- _PROBLEM DESCRIPTION_: Report every line below that holds the word "влажности".
══ RECORD EXTRACTS ══
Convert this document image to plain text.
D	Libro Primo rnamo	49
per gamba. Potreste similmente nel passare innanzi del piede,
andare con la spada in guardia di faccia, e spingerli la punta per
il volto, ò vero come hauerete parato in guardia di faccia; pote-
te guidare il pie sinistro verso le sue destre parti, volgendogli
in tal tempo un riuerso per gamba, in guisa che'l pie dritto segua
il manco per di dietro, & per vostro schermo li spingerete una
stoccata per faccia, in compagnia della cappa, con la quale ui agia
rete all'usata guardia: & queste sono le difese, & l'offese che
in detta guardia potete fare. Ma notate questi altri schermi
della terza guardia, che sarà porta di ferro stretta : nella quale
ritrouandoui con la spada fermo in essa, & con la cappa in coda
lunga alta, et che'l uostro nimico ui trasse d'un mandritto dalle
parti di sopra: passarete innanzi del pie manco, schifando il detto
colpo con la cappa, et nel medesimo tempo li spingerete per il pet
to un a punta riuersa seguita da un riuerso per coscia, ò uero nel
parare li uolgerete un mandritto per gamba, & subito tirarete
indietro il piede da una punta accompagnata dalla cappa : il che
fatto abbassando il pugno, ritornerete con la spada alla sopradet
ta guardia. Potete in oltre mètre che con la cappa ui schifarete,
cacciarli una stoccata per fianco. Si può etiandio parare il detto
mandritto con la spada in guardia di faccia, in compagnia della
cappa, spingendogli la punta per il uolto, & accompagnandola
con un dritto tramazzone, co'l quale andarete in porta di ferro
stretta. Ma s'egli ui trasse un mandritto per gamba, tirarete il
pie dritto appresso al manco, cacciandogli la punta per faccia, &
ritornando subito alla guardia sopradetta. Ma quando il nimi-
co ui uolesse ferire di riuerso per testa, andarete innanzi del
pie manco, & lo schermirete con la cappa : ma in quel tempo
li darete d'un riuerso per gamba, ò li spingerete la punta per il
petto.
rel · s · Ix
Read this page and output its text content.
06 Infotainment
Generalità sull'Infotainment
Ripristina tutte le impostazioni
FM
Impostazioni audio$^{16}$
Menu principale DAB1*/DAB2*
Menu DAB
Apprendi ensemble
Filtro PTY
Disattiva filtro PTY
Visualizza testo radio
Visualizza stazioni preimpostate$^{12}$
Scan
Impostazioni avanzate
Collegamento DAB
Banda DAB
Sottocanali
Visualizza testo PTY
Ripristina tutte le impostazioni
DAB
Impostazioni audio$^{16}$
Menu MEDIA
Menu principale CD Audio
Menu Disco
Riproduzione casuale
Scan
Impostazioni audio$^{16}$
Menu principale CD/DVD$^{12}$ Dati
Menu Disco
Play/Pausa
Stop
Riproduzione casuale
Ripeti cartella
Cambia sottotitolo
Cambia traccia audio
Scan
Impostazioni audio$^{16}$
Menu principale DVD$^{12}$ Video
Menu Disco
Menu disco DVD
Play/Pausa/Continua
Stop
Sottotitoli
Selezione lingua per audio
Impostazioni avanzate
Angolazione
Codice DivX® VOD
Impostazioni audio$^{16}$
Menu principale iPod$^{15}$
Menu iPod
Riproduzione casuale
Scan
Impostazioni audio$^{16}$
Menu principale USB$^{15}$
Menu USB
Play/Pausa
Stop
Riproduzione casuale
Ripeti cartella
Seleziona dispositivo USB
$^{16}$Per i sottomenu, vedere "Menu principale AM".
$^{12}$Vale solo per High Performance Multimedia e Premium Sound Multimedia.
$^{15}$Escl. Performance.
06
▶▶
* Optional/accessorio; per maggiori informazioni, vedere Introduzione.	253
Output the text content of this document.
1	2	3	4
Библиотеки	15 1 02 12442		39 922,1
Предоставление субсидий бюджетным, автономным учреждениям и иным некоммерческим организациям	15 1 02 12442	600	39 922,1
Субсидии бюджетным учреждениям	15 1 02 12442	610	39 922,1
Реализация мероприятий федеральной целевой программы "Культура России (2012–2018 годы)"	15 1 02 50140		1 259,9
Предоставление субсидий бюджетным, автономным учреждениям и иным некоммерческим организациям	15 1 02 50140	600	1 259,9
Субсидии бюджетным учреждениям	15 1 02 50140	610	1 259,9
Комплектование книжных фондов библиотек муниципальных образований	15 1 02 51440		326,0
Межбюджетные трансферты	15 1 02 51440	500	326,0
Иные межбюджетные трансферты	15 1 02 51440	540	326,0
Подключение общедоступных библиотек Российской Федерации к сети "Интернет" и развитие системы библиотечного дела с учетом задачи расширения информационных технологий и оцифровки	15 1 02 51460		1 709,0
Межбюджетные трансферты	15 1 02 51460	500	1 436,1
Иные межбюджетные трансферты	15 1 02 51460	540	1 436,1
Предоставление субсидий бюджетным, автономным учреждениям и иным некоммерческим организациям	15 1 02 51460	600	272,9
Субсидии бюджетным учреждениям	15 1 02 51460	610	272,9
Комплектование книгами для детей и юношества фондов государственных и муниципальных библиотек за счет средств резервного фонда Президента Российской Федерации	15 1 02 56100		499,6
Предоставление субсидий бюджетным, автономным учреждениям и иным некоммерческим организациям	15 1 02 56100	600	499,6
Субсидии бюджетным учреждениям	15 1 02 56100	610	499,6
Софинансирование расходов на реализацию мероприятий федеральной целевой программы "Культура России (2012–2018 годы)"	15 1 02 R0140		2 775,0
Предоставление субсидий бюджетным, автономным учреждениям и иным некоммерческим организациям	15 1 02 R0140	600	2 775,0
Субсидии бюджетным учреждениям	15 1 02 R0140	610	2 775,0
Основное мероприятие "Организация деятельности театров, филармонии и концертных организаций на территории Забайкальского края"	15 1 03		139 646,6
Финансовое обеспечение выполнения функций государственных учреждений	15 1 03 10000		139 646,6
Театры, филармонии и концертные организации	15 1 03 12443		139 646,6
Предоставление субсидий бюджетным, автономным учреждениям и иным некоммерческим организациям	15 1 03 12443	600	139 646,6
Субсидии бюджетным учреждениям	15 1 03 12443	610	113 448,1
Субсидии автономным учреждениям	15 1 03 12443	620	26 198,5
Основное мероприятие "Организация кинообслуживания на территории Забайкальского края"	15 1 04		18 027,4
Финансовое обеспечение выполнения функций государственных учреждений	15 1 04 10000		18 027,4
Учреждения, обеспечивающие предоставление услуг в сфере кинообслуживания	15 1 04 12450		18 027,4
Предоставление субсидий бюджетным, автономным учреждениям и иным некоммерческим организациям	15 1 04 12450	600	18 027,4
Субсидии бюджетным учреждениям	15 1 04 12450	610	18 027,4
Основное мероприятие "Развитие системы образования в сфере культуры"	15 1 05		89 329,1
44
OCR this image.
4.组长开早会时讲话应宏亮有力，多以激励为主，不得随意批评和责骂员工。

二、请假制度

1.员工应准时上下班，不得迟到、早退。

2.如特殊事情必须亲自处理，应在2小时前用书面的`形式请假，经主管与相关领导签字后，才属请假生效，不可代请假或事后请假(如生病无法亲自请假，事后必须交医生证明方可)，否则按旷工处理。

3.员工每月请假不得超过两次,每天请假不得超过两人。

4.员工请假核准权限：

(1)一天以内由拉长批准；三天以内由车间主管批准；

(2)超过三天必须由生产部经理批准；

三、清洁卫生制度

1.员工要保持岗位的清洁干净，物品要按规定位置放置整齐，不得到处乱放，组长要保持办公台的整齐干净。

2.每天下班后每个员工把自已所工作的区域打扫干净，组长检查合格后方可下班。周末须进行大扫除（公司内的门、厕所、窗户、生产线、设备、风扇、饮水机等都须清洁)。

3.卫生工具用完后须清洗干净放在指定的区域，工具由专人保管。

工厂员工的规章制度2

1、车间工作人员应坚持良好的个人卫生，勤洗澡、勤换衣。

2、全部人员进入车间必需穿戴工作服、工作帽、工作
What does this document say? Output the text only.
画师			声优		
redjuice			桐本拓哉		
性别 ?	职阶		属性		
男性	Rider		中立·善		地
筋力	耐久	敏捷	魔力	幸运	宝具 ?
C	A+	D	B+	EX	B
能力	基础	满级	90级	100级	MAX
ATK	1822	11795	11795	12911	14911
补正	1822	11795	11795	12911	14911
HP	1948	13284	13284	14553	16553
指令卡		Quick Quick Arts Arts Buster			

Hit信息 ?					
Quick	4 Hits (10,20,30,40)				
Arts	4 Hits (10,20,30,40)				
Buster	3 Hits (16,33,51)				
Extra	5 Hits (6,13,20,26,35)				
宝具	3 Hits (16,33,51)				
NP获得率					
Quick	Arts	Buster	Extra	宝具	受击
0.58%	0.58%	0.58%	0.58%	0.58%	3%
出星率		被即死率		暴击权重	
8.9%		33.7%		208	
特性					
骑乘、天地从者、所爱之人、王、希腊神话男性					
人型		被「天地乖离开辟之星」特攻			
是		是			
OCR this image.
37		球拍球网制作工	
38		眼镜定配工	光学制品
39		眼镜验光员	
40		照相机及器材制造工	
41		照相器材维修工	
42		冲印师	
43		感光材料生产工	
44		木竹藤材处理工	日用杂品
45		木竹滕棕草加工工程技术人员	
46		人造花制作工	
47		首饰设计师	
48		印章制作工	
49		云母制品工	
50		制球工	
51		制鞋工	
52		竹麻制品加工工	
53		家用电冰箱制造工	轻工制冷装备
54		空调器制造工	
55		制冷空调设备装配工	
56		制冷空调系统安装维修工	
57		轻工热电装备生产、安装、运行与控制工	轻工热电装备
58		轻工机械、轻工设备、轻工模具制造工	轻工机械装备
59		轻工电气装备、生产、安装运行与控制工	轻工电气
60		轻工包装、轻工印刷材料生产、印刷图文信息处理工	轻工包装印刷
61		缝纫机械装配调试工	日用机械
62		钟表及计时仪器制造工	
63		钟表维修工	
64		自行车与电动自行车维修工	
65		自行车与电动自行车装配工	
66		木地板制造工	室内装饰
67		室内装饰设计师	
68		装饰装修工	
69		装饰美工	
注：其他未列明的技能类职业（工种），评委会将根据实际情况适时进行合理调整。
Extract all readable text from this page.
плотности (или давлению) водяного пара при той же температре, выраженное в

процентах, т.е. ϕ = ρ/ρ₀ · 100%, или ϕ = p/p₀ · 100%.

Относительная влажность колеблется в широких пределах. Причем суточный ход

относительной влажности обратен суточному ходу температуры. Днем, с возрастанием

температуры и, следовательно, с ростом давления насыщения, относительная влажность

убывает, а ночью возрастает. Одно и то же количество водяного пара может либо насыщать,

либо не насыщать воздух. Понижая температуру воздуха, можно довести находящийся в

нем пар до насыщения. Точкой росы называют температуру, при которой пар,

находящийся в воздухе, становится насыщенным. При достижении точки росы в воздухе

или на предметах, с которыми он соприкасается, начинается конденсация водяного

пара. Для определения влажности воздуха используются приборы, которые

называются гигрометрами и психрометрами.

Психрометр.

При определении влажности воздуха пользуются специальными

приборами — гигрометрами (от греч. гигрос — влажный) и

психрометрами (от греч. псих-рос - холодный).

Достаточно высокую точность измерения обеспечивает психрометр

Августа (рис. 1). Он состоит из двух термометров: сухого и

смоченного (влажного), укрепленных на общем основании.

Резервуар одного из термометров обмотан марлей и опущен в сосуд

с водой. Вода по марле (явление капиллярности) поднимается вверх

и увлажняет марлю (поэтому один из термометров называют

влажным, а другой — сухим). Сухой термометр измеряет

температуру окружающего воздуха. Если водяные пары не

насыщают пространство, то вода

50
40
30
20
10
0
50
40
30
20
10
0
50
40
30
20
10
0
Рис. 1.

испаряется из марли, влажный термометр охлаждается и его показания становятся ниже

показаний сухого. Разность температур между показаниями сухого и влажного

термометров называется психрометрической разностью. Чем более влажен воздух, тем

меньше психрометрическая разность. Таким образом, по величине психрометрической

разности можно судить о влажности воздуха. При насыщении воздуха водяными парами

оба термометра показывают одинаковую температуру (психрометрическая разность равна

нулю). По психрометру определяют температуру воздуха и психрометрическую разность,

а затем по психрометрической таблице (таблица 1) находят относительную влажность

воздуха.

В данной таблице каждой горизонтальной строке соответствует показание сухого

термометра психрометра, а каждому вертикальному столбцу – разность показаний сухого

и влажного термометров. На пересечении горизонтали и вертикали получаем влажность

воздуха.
═══
- _RESULT OF THE TASK_:
относительной влажности обратен суточному ходу температуры. Днем, с возрастанием
пара. Для определения влажности воздуха используются приборы, которые
При определении влажности воздуха пользуются специальными
разности можно судить о влажности воздуха. При насыщении воздуха водяными парами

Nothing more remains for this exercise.